WRITTEN EXERCISE:
Each line that holds the word "this" counts once. Give the total number of such lines and nothing else.

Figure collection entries
══════════════════════════════

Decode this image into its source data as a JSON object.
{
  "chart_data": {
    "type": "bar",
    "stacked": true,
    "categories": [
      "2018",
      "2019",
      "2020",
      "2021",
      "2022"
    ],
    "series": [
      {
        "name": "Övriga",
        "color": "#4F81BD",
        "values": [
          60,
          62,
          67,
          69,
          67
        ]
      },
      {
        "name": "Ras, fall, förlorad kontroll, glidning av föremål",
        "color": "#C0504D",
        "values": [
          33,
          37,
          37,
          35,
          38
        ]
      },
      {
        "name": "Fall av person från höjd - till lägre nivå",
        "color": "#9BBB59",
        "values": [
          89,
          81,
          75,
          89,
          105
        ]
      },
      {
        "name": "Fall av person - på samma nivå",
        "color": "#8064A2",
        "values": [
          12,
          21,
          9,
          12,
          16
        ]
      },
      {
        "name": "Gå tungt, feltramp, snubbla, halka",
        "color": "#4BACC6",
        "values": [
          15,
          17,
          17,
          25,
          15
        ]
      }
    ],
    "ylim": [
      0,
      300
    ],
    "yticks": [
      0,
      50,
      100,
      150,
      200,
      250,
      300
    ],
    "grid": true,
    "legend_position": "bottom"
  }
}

══════════════════════════════

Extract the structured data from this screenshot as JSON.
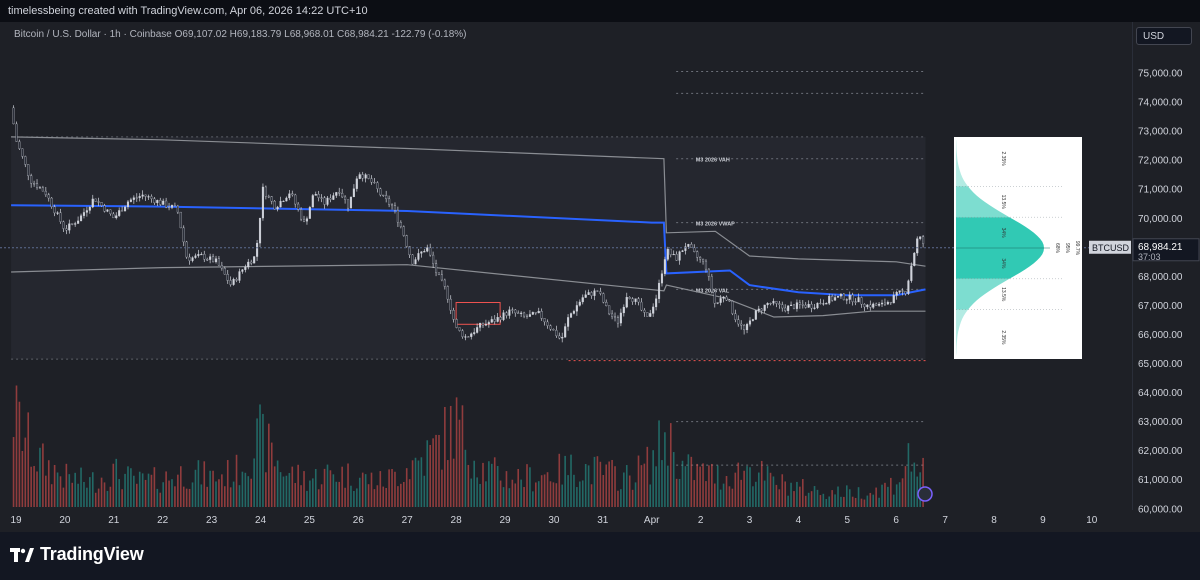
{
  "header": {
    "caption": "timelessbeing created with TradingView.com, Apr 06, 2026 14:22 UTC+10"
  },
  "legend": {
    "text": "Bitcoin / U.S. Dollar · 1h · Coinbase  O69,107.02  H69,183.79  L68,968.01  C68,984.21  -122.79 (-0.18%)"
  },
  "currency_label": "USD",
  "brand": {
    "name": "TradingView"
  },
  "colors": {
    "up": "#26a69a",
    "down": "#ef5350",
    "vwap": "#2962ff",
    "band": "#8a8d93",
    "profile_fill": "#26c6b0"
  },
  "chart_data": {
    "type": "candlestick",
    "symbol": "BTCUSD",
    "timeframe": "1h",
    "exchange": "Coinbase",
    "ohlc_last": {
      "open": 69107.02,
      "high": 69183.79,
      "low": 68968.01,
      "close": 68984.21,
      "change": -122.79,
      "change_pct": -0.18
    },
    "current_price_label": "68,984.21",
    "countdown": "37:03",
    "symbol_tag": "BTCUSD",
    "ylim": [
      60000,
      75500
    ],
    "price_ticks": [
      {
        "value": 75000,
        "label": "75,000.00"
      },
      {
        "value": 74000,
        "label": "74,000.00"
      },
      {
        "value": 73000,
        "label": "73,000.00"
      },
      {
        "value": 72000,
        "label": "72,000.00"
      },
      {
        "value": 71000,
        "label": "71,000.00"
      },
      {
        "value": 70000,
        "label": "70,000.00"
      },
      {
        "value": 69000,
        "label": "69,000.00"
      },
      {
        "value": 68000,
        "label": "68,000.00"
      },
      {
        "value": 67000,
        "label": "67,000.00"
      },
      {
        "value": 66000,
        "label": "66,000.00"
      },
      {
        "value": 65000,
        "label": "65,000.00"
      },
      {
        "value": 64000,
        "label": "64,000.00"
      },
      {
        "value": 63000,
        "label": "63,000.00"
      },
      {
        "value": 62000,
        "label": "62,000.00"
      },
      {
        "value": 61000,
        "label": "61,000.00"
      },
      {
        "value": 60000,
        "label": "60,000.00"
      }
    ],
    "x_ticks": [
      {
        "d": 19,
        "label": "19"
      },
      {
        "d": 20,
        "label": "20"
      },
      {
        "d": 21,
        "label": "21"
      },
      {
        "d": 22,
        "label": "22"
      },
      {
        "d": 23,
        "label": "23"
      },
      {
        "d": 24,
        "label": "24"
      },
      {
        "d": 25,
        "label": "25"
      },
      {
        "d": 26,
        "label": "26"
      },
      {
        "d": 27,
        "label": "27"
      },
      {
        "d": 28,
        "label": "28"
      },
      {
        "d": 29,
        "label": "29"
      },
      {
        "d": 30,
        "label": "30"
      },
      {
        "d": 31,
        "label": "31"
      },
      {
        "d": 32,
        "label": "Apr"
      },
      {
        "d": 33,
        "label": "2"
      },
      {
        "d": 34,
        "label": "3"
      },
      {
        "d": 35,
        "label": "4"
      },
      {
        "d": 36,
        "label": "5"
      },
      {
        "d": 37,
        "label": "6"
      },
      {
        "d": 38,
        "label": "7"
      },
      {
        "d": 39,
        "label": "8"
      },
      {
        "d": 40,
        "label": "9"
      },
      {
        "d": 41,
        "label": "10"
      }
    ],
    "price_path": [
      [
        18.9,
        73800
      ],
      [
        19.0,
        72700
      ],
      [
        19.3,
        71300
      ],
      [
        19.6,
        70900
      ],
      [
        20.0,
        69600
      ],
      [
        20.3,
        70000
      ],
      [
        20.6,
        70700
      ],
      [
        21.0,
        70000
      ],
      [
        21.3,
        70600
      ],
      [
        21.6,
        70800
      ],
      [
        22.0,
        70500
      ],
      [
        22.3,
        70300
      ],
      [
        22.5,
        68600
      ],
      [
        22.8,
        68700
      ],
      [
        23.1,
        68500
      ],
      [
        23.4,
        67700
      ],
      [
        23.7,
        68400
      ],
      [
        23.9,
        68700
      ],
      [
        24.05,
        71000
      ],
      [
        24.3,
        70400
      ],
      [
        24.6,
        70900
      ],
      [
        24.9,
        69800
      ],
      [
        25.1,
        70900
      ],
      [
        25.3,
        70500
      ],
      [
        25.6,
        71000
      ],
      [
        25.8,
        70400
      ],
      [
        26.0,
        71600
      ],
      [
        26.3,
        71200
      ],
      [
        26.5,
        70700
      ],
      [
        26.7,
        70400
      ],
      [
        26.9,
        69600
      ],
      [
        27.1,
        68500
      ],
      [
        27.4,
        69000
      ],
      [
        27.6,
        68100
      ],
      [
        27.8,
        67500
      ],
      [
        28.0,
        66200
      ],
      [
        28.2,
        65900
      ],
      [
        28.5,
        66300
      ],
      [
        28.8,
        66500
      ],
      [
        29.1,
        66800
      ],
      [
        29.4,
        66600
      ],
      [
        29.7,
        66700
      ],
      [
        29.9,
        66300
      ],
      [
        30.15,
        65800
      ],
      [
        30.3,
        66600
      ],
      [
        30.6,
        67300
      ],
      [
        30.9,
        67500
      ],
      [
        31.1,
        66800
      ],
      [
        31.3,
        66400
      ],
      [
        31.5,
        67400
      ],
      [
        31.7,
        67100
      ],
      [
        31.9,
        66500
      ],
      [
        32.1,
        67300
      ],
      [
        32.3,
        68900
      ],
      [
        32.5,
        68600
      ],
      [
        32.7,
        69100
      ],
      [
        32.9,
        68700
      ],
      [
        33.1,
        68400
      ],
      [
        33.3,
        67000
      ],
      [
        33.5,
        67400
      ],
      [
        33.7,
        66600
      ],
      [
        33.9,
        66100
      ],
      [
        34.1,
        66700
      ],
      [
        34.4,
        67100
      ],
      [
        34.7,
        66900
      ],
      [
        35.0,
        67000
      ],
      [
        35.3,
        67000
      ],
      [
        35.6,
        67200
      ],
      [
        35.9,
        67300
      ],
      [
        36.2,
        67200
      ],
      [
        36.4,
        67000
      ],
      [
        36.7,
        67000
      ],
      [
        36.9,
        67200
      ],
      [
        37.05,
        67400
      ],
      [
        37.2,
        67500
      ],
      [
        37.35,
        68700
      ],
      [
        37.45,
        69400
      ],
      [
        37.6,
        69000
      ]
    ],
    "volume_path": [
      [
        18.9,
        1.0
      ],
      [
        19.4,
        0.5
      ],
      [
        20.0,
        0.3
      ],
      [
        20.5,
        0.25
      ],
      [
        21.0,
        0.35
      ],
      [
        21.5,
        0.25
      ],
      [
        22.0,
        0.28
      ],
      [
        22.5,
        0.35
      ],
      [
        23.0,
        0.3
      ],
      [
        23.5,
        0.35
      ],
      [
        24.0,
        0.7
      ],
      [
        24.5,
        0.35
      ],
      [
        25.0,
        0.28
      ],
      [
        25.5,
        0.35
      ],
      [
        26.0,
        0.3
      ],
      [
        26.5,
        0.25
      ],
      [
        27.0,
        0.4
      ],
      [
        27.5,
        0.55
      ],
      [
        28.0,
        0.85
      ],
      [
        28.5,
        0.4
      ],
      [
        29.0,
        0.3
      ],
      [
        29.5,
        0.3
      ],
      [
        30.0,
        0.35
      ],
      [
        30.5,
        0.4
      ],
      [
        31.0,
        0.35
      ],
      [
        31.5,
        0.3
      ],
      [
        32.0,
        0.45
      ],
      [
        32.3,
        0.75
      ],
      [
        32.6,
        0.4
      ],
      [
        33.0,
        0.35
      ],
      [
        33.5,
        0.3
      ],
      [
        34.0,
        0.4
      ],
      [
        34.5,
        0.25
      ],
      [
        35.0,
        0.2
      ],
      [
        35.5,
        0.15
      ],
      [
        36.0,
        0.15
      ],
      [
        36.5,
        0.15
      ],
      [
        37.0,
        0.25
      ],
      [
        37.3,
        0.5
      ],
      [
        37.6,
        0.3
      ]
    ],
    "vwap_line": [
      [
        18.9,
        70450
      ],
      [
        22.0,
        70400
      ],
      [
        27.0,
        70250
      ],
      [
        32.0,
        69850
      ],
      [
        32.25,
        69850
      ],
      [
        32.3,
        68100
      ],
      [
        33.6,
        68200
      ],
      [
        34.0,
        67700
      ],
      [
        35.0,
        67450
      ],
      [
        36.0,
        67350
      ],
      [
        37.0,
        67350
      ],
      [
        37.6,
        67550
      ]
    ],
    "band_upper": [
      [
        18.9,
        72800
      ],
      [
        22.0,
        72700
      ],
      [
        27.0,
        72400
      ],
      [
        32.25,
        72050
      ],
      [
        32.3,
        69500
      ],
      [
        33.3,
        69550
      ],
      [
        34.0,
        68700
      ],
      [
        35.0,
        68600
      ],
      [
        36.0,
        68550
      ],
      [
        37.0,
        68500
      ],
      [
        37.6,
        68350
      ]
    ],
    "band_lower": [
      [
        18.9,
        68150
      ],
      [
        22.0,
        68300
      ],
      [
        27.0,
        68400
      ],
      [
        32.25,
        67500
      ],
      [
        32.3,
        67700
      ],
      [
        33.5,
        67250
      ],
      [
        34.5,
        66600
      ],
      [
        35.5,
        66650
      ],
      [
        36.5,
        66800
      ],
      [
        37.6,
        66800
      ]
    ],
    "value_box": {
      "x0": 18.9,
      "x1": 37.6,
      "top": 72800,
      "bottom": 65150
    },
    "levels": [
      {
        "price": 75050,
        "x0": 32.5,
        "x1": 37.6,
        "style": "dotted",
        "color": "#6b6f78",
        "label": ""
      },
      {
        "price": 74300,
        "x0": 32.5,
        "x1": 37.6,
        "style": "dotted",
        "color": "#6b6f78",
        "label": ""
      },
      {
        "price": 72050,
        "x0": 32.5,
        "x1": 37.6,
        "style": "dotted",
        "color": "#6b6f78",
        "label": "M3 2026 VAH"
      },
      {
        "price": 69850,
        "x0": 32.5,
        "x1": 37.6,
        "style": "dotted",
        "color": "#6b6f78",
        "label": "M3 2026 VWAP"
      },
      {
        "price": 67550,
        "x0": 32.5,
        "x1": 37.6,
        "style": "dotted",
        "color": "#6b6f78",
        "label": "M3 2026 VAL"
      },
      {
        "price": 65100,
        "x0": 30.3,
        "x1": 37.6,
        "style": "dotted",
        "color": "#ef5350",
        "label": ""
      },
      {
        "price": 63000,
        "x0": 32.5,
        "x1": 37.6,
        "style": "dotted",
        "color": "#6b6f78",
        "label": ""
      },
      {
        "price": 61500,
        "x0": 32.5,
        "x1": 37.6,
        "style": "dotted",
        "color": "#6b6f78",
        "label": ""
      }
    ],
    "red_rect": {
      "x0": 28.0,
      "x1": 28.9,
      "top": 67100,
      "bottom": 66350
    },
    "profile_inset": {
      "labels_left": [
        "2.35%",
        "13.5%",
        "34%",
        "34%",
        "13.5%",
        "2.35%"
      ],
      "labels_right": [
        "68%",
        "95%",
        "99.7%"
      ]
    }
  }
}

══════════════════════════════

RESULT:
2